> **The data**:
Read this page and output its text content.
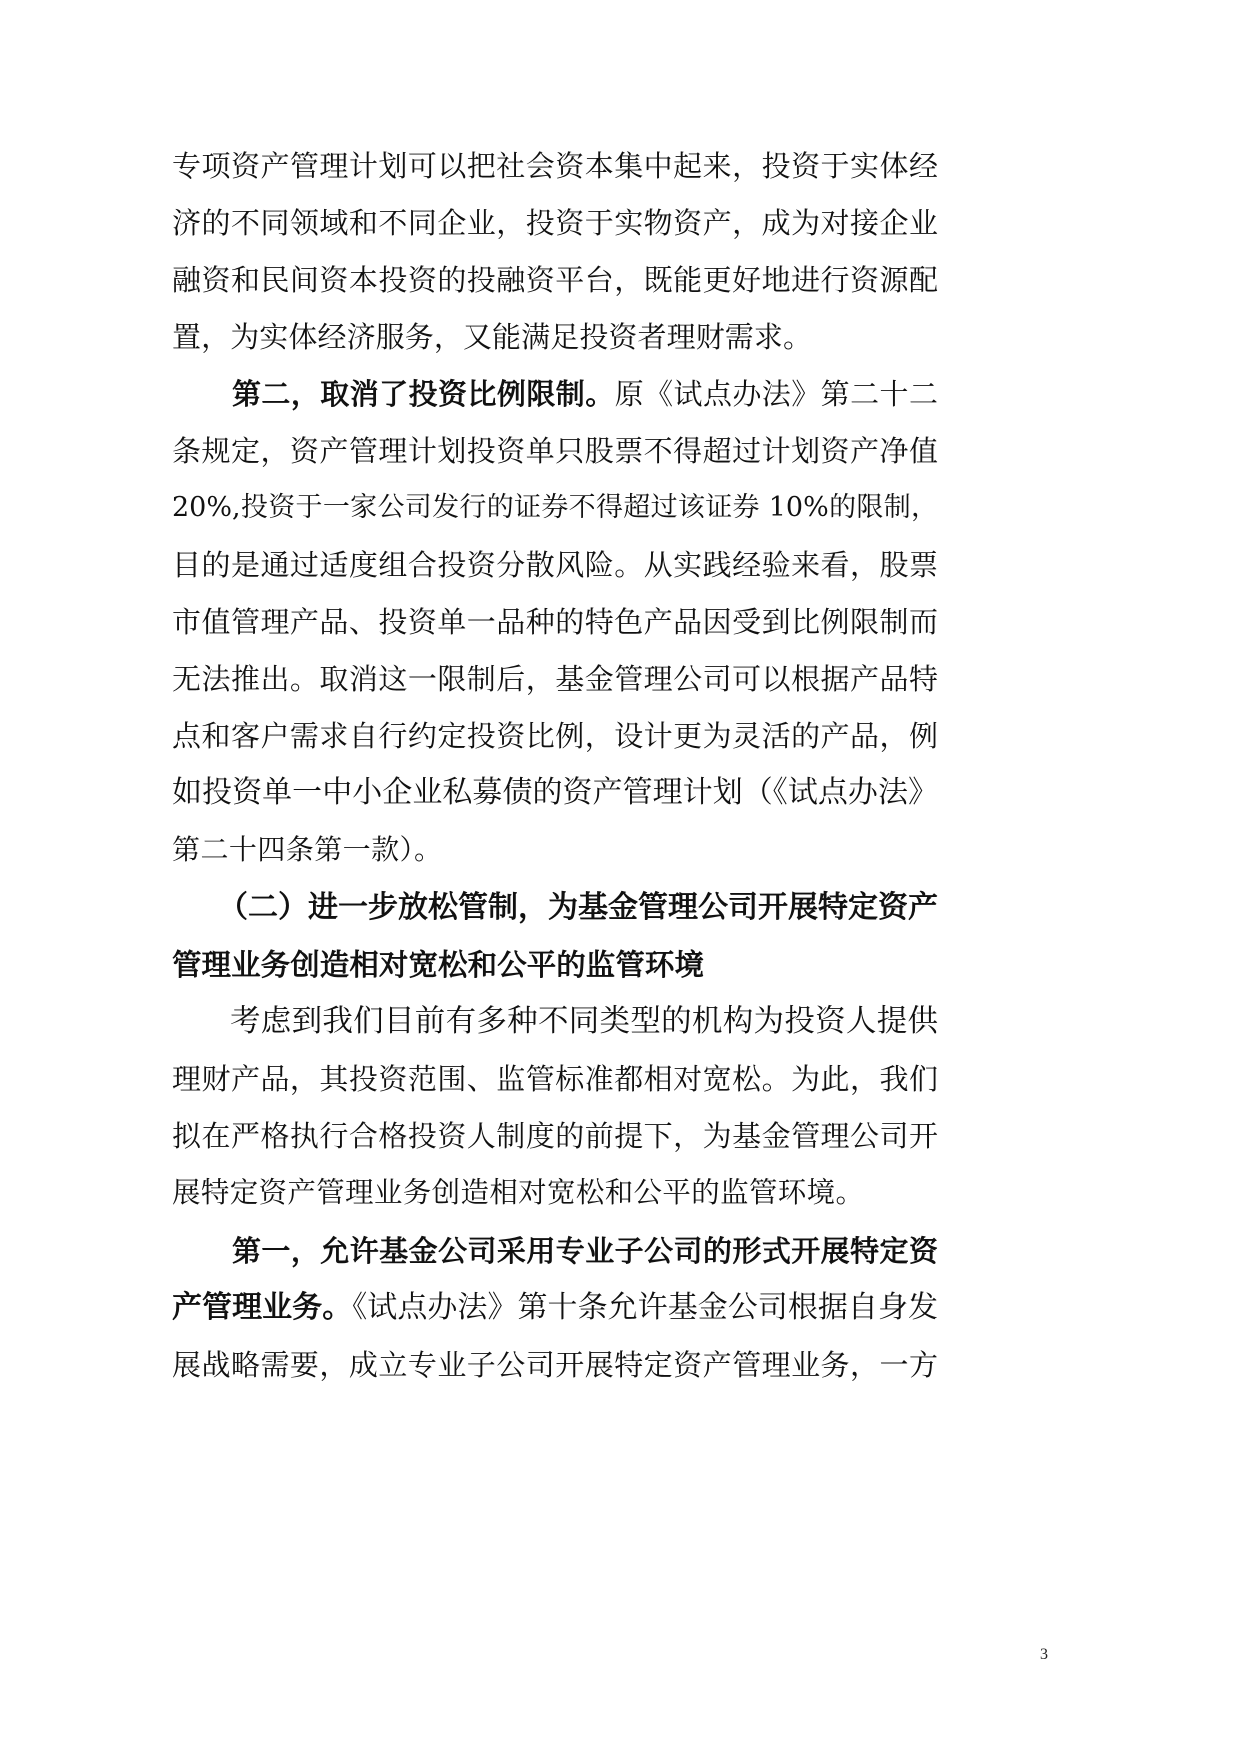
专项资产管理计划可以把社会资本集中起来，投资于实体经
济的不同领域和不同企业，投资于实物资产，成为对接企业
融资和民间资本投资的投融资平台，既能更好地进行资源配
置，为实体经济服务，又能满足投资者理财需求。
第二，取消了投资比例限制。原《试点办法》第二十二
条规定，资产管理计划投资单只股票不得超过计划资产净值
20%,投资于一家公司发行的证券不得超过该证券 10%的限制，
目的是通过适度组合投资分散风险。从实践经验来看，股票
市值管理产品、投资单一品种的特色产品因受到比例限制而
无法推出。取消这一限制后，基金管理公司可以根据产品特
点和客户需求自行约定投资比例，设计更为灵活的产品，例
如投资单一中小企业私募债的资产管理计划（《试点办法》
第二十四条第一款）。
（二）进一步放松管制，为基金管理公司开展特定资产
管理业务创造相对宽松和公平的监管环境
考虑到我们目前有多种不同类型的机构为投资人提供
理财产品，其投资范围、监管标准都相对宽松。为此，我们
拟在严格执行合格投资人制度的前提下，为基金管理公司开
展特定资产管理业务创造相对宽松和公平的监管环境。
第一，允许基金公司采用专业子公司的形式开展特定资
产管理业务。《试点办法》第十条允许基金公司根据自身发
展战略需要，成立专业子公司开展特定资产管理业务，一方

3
...
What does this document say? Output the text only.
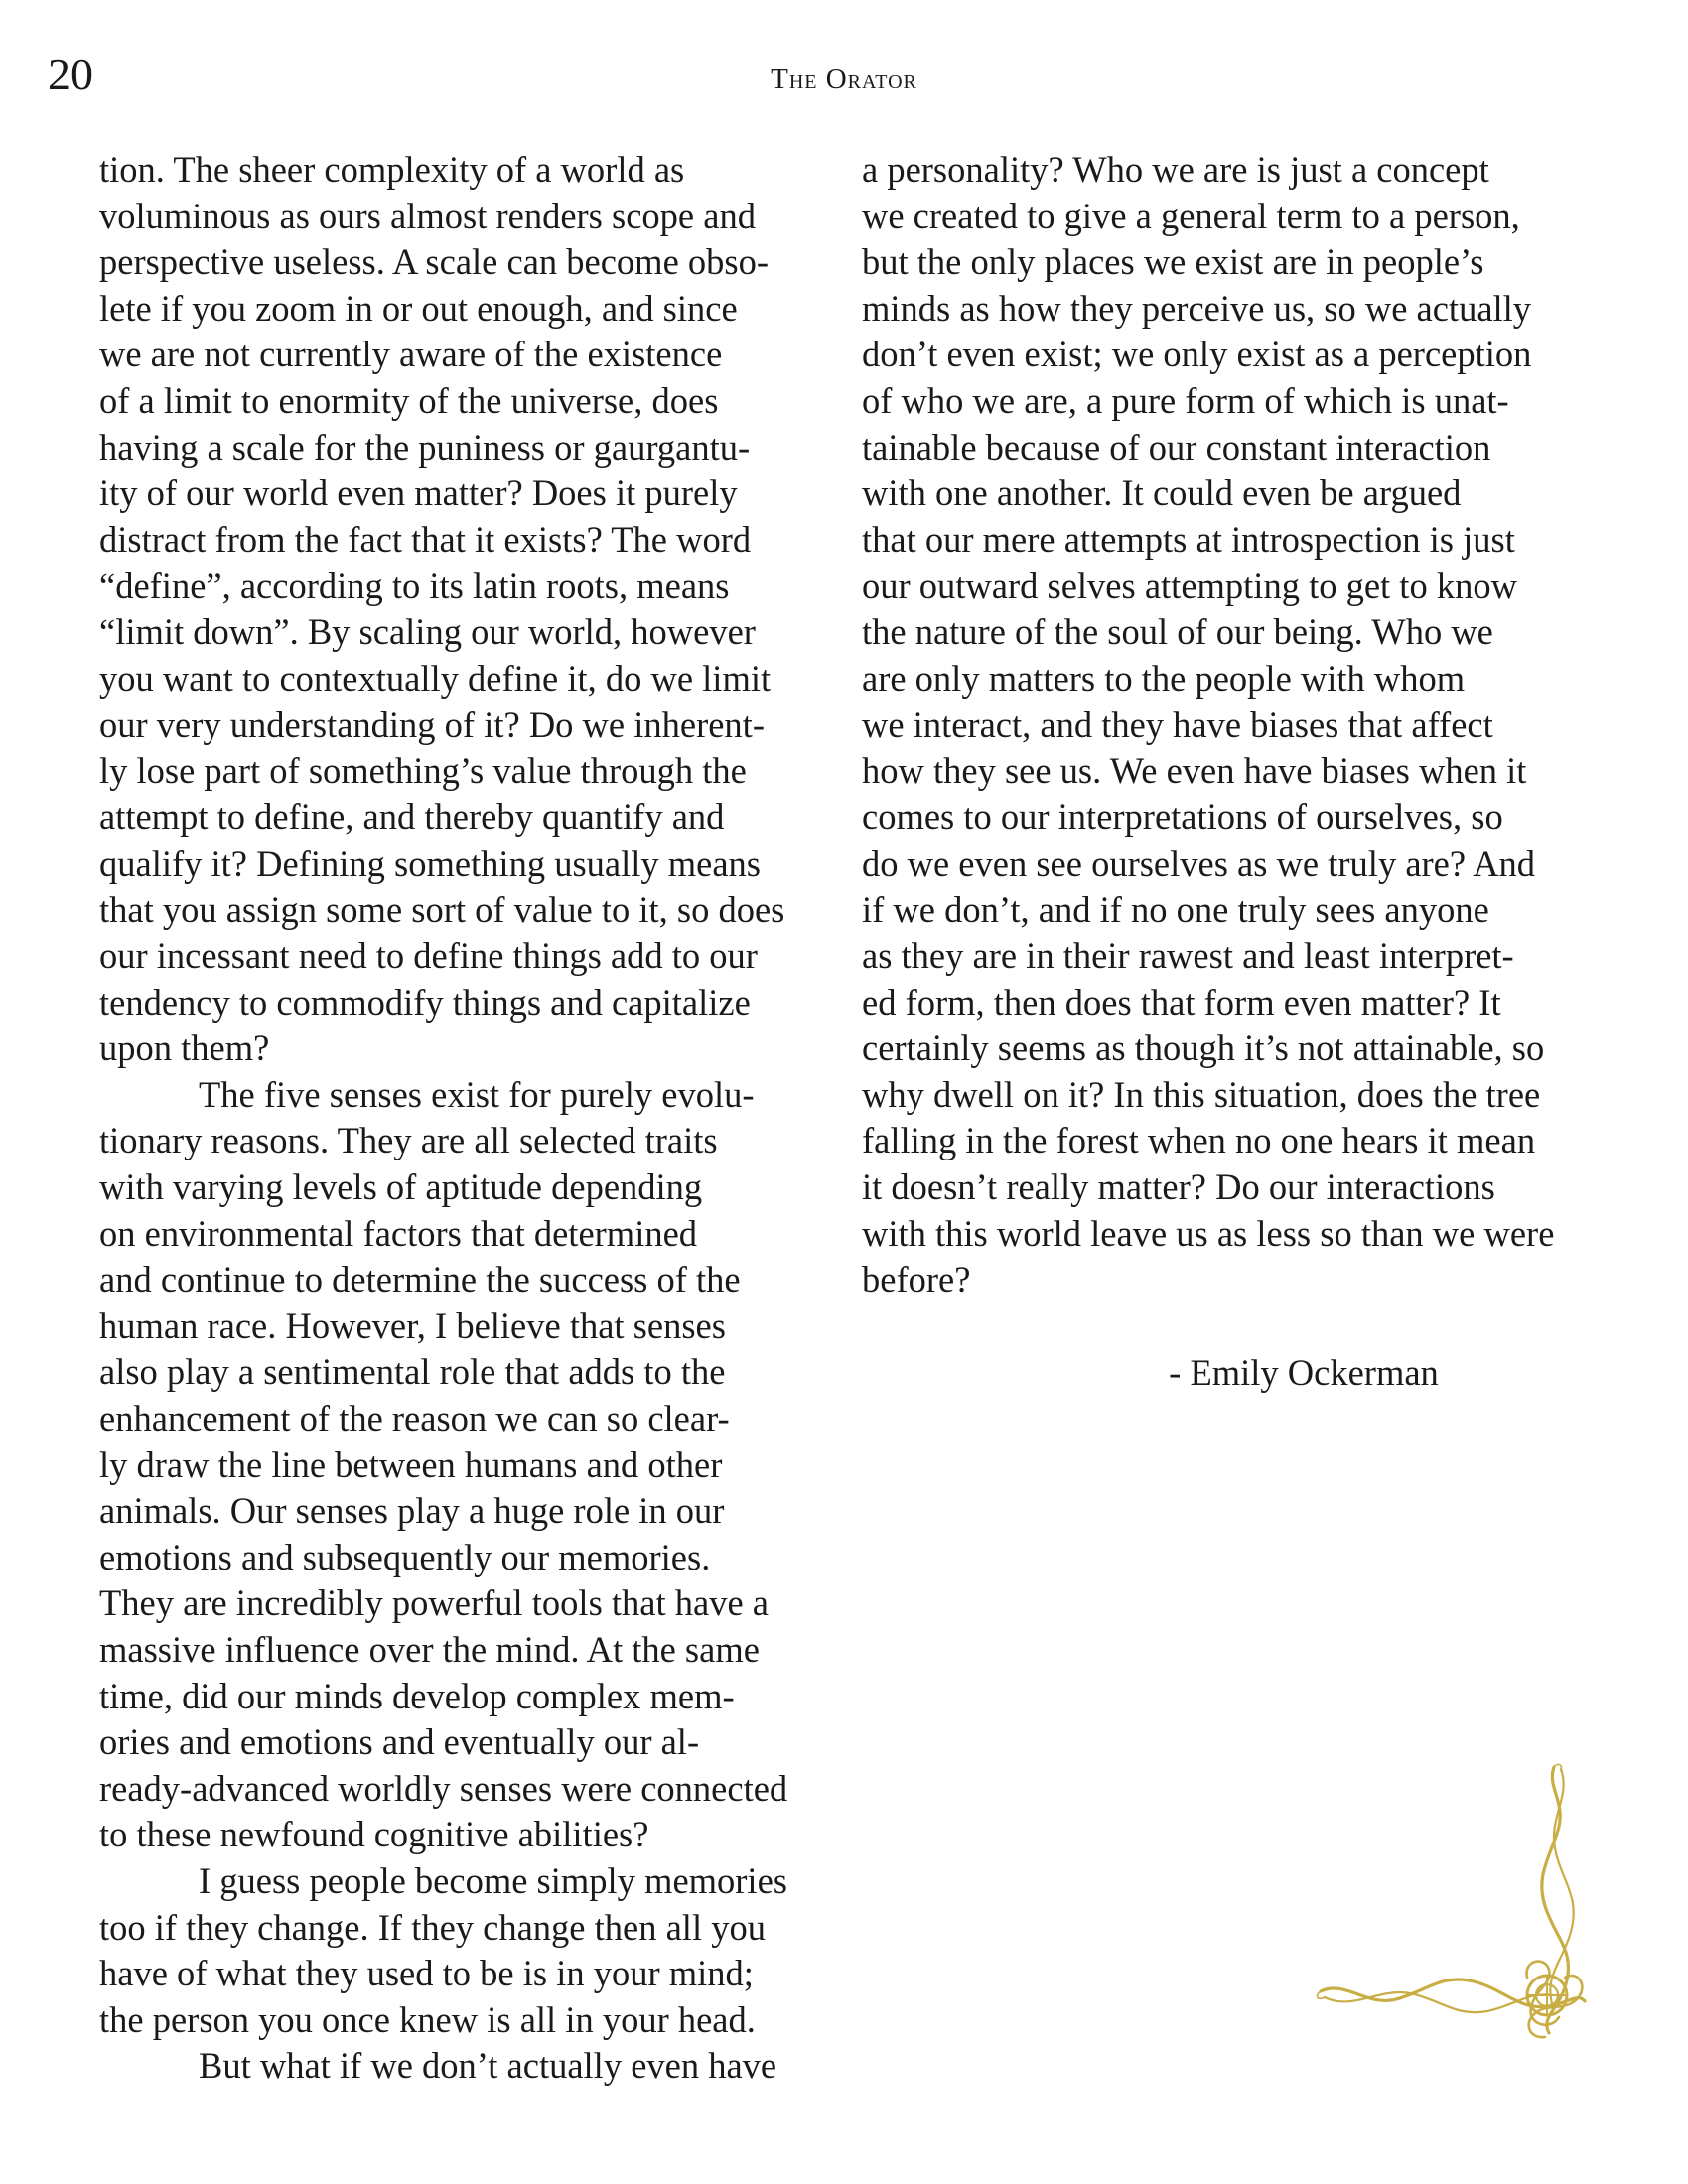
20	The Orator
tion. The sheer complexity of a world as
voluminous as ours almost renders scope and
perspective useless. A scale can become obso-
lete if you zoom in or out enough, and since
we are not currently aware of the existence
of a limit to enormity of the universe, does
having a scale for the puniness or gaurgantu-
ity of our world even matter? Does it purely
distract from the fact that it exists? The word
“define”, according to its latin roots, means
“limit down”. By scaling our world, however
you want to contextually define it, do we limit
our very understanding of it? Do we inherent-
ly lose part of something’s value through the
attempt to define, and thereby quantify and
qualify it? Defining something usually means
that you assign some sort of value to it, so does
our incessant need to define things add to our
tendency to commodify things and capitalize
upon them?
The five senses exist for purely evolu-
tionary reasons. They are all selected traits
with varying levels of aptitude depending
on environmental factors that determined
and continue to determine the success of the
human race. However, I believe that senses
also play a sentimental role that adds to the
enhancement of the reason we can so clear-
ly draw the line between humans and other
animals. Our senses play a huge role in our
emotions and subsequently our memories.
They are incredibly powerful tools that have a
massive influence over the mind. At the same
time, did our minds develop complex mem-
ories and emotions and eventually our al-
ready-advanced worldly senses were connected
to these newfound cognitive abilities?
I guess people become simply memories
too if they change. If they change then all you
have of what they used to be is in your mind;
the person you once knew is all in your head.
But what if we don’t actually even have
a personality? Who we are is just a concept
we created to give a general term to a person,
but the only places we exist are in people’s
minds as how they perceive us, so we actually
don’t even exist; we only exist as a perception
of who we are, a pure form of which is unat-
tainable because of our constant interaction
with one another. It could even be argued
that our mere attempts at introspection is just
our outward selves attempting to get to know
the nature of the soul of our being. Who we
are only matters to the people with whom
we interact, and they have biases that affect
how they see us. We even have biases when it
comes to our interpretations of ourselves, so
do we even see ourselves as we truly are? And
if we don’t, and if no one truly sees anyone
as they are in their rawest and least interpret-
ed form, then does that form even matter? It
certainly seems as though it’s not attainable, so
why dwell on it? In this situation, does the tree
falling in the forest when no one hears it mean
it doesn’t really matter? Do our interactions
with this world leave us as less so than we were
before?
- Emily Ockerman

> **Exercise goal**:
The answer must consist solely of the number of lines in the entries that contain the word "this".

> **Correct result**:
4